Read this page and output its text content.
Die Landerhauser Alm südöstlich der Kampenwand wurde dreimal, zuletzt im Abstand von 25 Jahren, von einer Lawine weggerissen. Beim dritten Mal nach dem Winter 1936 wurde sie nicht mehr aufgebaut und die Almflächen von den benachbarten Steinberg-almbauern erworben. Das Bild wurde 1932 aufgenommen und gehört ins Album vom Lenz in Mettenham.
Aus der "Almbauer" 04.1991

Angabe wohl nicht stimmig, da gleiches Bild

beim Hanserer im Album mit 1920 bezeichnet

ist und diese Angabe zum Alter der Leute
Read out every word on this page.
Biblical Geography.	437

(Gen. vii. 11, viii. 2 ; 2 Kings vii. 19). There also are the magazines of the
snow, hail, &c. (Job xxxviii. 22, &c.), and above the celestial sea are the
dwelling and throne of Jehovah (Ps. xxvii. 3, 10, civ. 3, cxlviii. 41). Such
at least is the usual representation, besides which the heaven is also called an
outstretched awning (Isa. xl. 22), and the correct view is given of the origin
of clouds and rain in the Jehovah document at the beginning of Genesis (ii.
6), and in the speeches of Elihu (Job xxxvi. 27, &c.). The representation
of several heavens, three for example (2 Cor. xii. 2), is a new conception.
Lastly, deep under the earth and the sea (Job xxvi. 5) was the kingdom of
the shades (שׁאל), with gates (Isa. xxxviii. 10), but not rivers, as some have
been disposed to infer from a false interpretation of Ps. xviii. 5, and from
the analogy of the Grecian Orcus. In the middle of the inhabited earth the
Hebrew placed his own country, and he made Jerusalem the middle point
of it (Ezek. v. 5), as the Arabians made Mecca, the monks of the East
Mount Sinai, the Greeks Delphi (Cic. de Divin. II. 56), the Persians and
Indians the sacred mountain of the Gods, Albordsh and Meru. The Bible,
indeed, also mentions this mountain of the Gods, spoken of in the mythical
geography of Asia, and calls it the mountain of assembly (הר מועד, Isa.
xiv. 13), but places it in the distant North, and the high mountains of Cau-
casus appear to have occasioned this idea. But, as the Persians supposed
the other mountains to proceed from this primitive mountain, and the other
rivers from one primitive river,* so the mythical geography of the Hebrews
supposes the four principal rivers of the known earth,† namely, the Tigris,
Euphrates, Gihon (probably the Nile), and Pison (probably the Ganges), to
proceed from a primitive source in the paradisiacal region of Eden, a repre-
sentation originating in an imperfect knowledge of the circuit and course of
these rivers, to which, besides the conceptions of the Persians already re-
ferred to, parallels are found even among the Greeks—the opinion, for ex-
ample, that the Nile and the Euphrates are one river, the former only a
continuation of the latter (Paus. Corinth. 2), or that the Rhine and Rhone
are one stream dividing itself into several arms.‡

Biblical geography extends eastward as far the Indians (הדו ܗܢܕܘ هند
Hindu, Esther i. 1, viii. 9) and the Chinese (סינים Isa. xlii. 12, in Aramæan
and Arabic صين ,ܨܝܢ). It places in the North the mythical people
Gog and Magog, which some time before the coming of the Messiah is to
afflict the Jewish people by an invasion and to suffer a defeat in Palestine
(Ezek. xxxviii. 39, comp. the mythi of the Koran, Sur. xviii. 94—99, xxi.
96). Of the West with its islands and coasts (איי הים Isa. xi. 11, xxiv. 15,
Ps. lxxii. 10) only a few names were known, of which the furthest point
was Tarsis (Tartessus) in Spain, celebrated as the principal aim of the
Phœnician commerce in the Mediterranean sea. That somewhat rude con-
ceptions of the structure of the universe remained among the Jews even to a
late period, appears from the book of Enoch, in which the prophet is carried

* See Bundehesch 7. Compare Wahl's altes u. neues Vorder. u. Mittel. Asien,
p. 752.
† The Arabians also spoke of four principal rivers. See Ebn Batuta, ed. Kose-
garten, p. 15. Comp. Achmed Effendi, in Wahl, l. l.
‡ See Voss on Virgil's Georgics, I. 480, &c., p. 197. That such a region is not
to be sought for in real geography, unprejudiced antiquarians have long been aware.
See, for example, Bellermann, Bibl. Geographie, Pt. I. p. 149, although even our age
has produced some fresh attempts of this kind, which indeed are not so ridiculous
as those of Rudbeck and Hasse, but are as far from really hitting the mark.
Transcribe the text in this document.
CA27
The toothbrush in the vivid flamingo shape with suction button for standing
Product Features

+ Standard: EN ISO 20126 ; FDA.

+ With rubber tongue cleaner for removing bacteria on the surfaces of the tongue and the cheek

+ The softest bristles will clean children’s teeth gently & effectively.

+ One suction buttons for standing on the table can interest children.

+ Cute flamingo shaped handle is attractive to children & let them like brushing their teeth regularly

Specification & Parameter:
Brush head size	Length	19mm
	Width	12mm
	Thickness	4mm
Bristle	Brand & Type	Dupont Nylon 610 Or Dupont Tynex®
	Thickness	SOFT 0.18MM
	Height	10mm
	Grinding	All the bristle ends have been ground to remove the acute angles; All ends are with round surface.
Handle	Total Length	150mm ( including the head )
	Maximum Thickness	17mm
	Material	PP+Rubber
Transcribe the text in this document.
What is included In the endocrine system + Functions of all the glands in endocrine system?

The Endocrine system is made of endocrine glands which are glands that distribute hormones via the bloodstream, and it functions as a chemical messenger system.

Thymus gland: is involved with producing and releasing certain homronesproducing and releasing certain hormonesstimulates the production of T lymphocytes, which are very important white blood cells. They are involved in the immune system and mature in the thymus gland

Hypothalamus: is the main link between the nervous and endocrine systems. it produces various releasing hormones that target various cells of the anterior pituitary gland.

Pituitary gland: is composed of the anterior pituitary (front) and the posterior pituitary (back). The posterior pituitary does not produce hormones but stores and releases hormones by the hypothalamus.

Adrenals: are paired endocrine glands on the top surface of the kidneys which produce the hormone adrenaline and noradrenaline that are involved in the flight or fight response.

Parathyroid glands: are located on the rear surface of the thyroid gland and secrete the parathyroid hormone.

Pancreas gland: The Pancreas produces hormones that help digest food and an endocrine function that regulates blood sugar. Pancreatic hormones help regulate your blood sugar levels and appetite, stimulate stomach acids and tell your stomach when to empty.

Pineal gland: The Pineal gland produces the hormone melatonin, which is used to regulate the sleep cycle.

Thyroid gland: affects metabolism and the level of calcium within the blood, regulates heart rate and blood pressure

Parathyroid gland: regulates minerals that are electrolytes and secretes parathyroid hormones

__INSTRUCTIONS TO FOLLOW__: The records above should be reproduced in full, exactly as they read.

__ANSWER TO THIS TASK__:
Read this page and output its text content.
Die Landerhauser Alm südöstlich der Kampenwand wurde dreimal, zuletzt im Abstand von 25 Jahren, von einer Lawine weggerissen. Beim dritten Mal nach dem Winter 1936 wurde sie nicht mehr aufgebaut und die Almflächen von den benachbarten Steinberg-almbauern erworben. Das Bild wurde 1932 aufgenommen und gehört ins Album vom Lenz in Mettenham.
Aus der "Almbauer" 04.1991

Angabe wohl nicht stimmig, da gleiches Bild

beim Hanserer im Album mit 1920 bezeichnet

ist und diese Angabe zum Alter der Leute
Read out every word on this page.
Biblical Geography.	437

(Gen. vii. 11, viii. 2 ; 2 Kings vii. 19). There also are the magazines of the
snow, hail, &c. (Job xxxviii. 22, &c.), and above the celestial sea are the
dwelling and throne of Jehovah (Ps. xxvii. 3, 10, civ. 3, cxlviii. 41). Such
at least is the usual representation, besides which the heaven is also called an
outstretched awning (Isa. xl. 22), and the correct view is given of the origin
of clouds and rain in the Jehovah document at the beginning of Genesis (ii.
6), and in the speeches of Elihu (Job xxxvi. 27, &c.). The representation
of several heavens, three for example (2 Cor. xii. 2), is a new conception.
Lastly, deep under the earth and the sea (Job xxvi. 5) was the kingdom of
the shades (שׁאל), with gates (Isa. xxxviii. 10), but not rivers, as some have
been disposed to infer from a false interpretation of Ps. xviii. 5, and from
the analogy of the Grecian Orcus. In the middle of the inhabited earth the
Hebrew placed his own country, and he made Jerusalem the middle point
of it (Ezek. v. 5), as the Arabians made Mecca, the monks of the East
Mount Sinai, the Greeks Delphi (Cic. de Divin. II. 56), the Persians and
Indians the sacred mountain of the Gods, Albordsh and Meru. The Bible,
indeed, also mentions this mountain of the Gods, spoken of in the mythical
geography of Asia, and calls it the mountain of assembly (הר מועד, Isa.
xiv. 13), but places it in the distant North, and the high mountains of Cau-
casus appear to have occasioned this idea. But, as the Persians supposed
the other mountains to proceed from this primitive mountain, and the other
rivers from one primitive river,* so the mythical geography of the Hebrews
supposes the four principal rivers of the known earth,† namely, the Tigris,
Euphrates, Gihon (probably the Nile), and Pison (probably the Ganges), to
proceed from a primitive source in the paradisiacal region of Eden, a repre-
sentation originating in an imperfect knowledge of the circuit and course of
these rivers, to which, besides the conceptions of the Persians already re-
ferred to, parallels are found even among the Greeks—the opinion, for ex-
ample, that the Nile and the Euphrates are one river, the former only a
continuation of the latter (Paus. Corinth. 2), or that the Rhine and Rhone
are one stream dividing itself into several arms.‡

Biblical geography extends eastward as far the Indians (הדו ܗܢܕܘ هند
Hindu, Esther i. 1, viii. 9) and the Chinese (סינים Isa. xlii. 12, in Aramæan
and Arabic صين ,ܨܝܢ). It places in the North the mythical people
Gog and Magog, which some time before the coming of the Messiah is to
afflict the Jewish people by an invasion and to suffer a defeat in Palestine
(Ezek. xxxviii. 39, comp. the mythi of the Koran, Sur. xviii. 94—99, xxi.
96). Of the West with its islands and coasts (איי הים Isa. xi. 11, xxiv. 15,
Ps. lxxii. 10) only a few names were known, of which the furthest point
was Tarsis (Tartessus) in Spain, celebrated as the principal aim of the
Phœnician commerce in the Mediterranean sea. That somewhat rude con-
ceptions of the structure of the universe remained among the Jews even to a
late period, appears from the book of Enoch, in which the prophet is carried

* See Bundehesch 7. Compare Wahl's altes u. neues Vorder. u. Mittel. Asien,
p. 752.
† The Arabians also spoke of four principal rivers. See Ebn Batuta, ed. Kose-
garten, p. 15. Comp. Achmed Effendi, in Wahl, l. l.
‡ See Voss on Virgil's Georgics, I. 480, &c., p. 197. That such a region is not
to be sought for in real geography, unprejudiced antiquarians have long been aware.
See, for example, Bellermann, Bibl. Geographie, Pt. I. p. 149, although even our age
has produced some fresh attempts of this kind, which indeed are not so ridiculous
as those of Rudbeck and Hasse, but are as far from really hitting the mark.
Transcribe the text in this document.
CA27
The toothbrush in the vivid flamingo shape with suction button for standing
Product Features

+ Standard: EN ISO 20126 ; FDA.

+ With rubber tongue cleaner for removing bacteria on the surfaces of the tongue and the cheek

+ The softest bristles will clean children’s teeth gently & effectively.

+ One suction buttons for standing on the table can interest children.

+ Cute flamingo shaped handle is attractive to children & let them like brushing their teeth regularly

Specification & Parameter:
Brush head size	Length	19mm
	Width	12mm
	Thickness	4mm
Bristle	Brand & Type	Dupont Nylon 610 Or Dupont Tynex®
	Thickness	SOFT 0.18MM
	Height	10mm
	Grinding	All the bristle ends have been ground to remove the acute angles; All ends are with round surface.
Handle	Total Length	150mm ( including the head )
	Maximum Thickness	17mm
	Material	PP+Rubber
Transcribe the text in this document.
What is included In the endocrine system + Functions of all the glands in endocrine system?

The Endocrine system is made of endocrine glands which are glands that distribute hormones via the bloodstream, and it functions as a chemical messenger system.

Thymus gland: is involved with producing and releasing certain homronesproducing and releasing certain hormonesstimulates the production of T lymphocytes, which are very important white blood cells. They are involved in the immune system and mature in the thymus gland

Hypothalamus: is the main link between the nervous and endocrine systems. it produces various releasing hormones that target various cells of the anterior pituitary gland.

Pituitary gland: is composed of the anterior pituitary (front) and the posterior pituitary (back). The posterior pituitary does not produce hormones but stores and releases hormones by the hypothalamus.

Adrenals: are paired endocrine glands on the top surface of the kidneys which produce the hormone adrenaline and noradrenaline that are involved in the flight or fight response.

Parathyroid glands: are located on the rear surface of the thyroid gland and secrete the parathyroid hormone.

Pancreas gland: The Pancreas produces hormones that help digest food and an endocrine function that regulates blood sugar. Pancreatic hormones help regulate your blood sugar levels and appetite, stimulate stomach acids and tell your stomach when to empty.

Pineal gland: The Pineal gland produces the hormone melatonin, which is used to regulate the sleep cycle.

Thyroid gland: affects metabolism and the level of calcium within the blood, regulates heart rate and blood pressure

Parathyroid gland: regulates minerals that are electrolytes and secretes parathyroid hormones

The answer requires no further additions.